>> BEGIN
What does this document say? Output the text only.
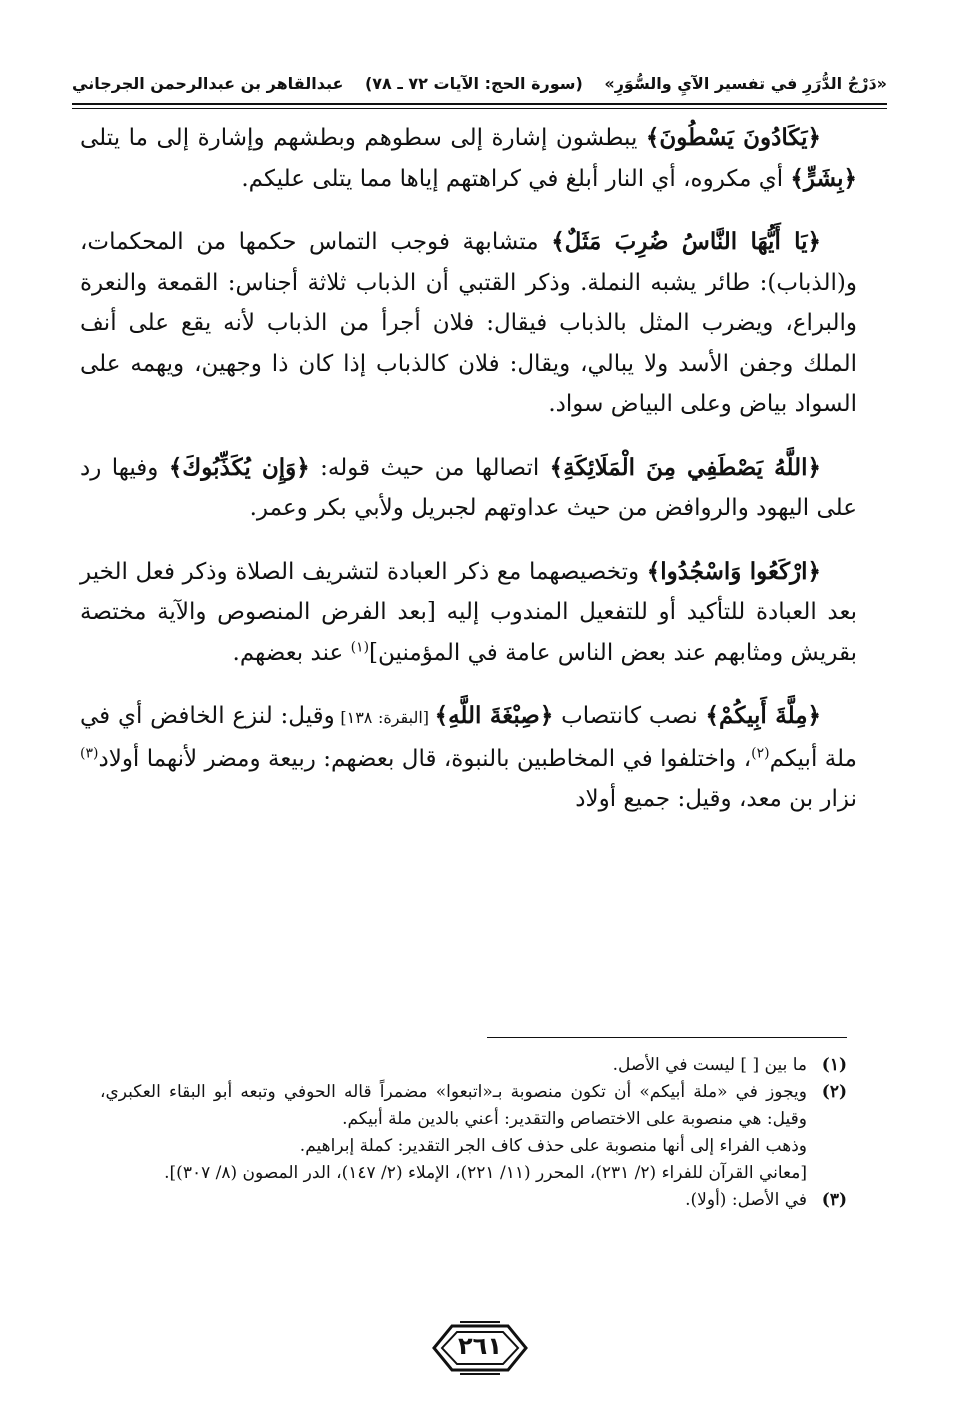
«دَرْجُ الدُّرَرِ في تفسير الآيِ والسُّوَرِ»
(سورة الحج: الآيات ٧٢ ـ ٧٨)
عبدالقاهر بن عبدالرحمن الجرجاني

﴿يَكَادُونَ يَسْطُونَ﴾ يبطشون إشارة إلى سطوهم وبطشهم وإشارة إلى ما يتلى ﴿بِشَرٍّ﴾ أي مكروه، أي النار أبلغ في كراهتهم إياها مما يتلى عليكم.

﴿يَا أَيُّهَا النَّاسُ ضُرِبَ مَثَلٌ﴾ متشابهة فوجب التماس حكمها من المحكمات، و(الذباب): طائر يشبه النملة. وذكر القتبي أن الذباب ثلاثة أجناس: القمعة والنعرة والبراع، ويضرب المثل بالذباب فيقال: فلان أجرأ من الذباب لأنه يقع على أنف الملك وجفن الأسد ولا يبالي، ويقال: فلان كالذباب إذا كان ذا وجهين، ويهمه على السواد بياض وعلى البياض سواد.

﴿اللَّهُ يَصْطَفِي مِنَ الْمَلَائِكَةِ﴾ اتصالها من حيث قوله: ﴿وَإِن يُكَذِّبُوكَ﴾ وفيها رد على اليهود والروافض من حيث عداوتهم لجبريل ولأبي بكر وعمر.

﴿ارْكَعُوا وَاسْجُدُوا﴾ وتخصيصهما مع ذكر العبادة لتشريف الصلاة وذكر فعل الخير بعد العبادة للتأكيد أو للتفعيل المندوب إليه [بعد الفرض المنصوص والآية مختصة بقريش ومثابهم عند بعض الناس عامة في المؤمنين]$^{(١)}$ عند بعضهم.

﴿مِلَّةَ أَبِيكُمْ﴾ نصب كانتصاب ﴿صِبْغَةَ اللَّهِ﴾ [البقرة: ١٣٨] وقيل: لنزع الخافض أي في ملة أبيكم$^{(٢)}$، واختلفوا في المخاطبين بالنبوة، قال بعضهم: ربيعة ومضر لأنهما أولاد$^{(٣)}$ نزار بن معد، وقيل: جميع أولاد

(١)
ما بين [ ] ليست في الأصل.
(٢)
ويجوز في «ملة أبيكم» أن تكون منصوبة بـ«اتبعوا» مضمراً قاله الحوفي وتبعه أبو البقاء العكبري، وقيل: هي منصوبة على الاختصاص والتقدير: أعني بالدين ملة أبيكم.
وذهب الفراء إلى أنها منصوبة على حذف كاف الجر التقدير: كملة إبراهيم.
[معاني القرآن للفراء (٢/ ٢٣١)، المحرر (١١/ ٢٢١)، الإملاء (٢/ ١٤٧)، الدر المصون (٨/ ٣٠٧)].
(٣)
في الأصل: (أولا).
٢٦١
>> END
• [Objective] Show all lines from the data above in which the word "منصوبة" appears.

• [The answer]
ويجوز في «ملة أبيكم» أن تكون منصوبة بـ«اتبعوا» مضمراً قاله الحوفي وتبعه أبو البقاء العكبري، وقيل: هي منصوبة على الاختصاص والتقدير: أعني بالدين ملة أبيكم.
وذهب الفراء إلى أنها منصوبة على حذف كاف الجر التقدير: كملة إبراهيم.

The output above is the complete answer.